** What the exercise asks **
Reproduce the records below exactly, leaving out any pictures.

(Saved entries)
════

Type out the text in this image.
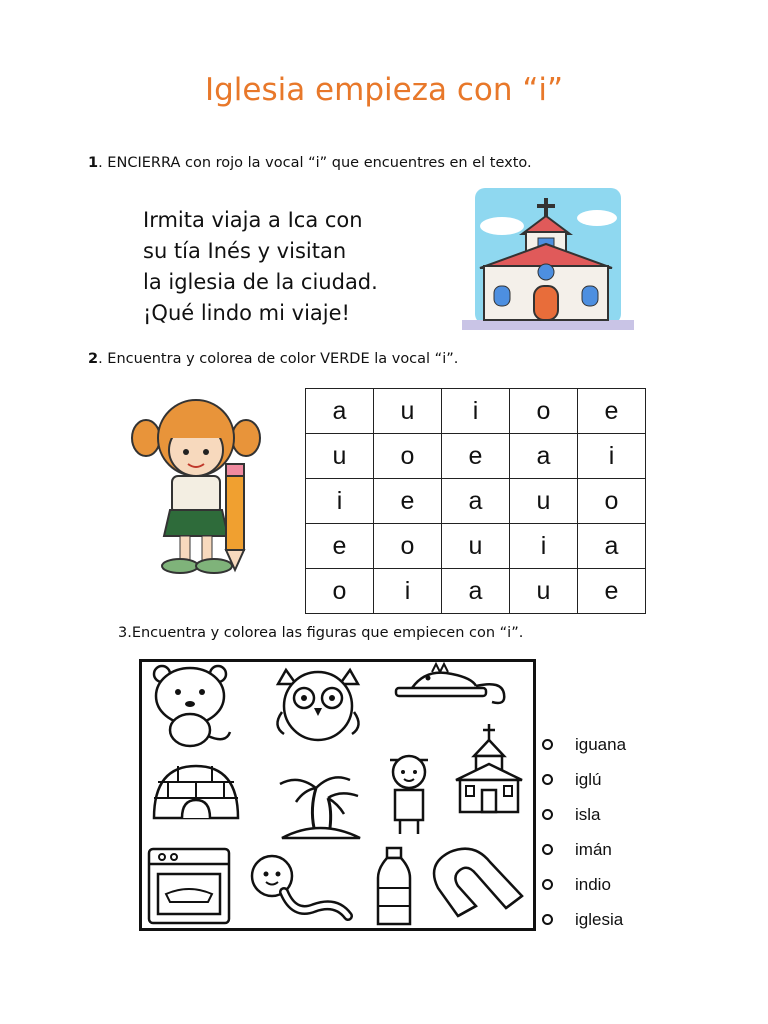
Iglesia empieza con “i”
1. ENCIERRA con rojo la vocal “i” que encuentres en el texto.
Irmita viaja a Ica con
su tía Inés y visitan
la iglesia de la ciudad.
¡Qué lindo mi viaje!
2. Encuentra y colorea de color VERDE la vocal “i”.
a	u	i	o	e
u	o	e	a	i
i	e	a	u	o
e	o	u	i	a
o	i	a	u	e
3.Encuentra y colorea las figuras que empiecen con “i”.
iguana
iglú
isla
imán
indio
iglesia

════

** Solution **
Type out the text in this image.
Iglesia empieza con “i”
1. ENCIERRA con rojo la vocal “i” que encuentres en el texto.
Irmita viaja a Ica con
su tía Inés y visitan
la iglesia de la ciudad.
¡Qué lindo mi viaje!
2. Encuentra y colorea de color VERDE la vocal “i”.
a	u	i	o	e
u	o	e	a	i
i	e	a	u	o
e	o	u	i	a
o	i	a	u	e
3.Encuentra y colorea las figuras que empiecen con “i”.
iguana
iglú
isla
imán
indio
iglesia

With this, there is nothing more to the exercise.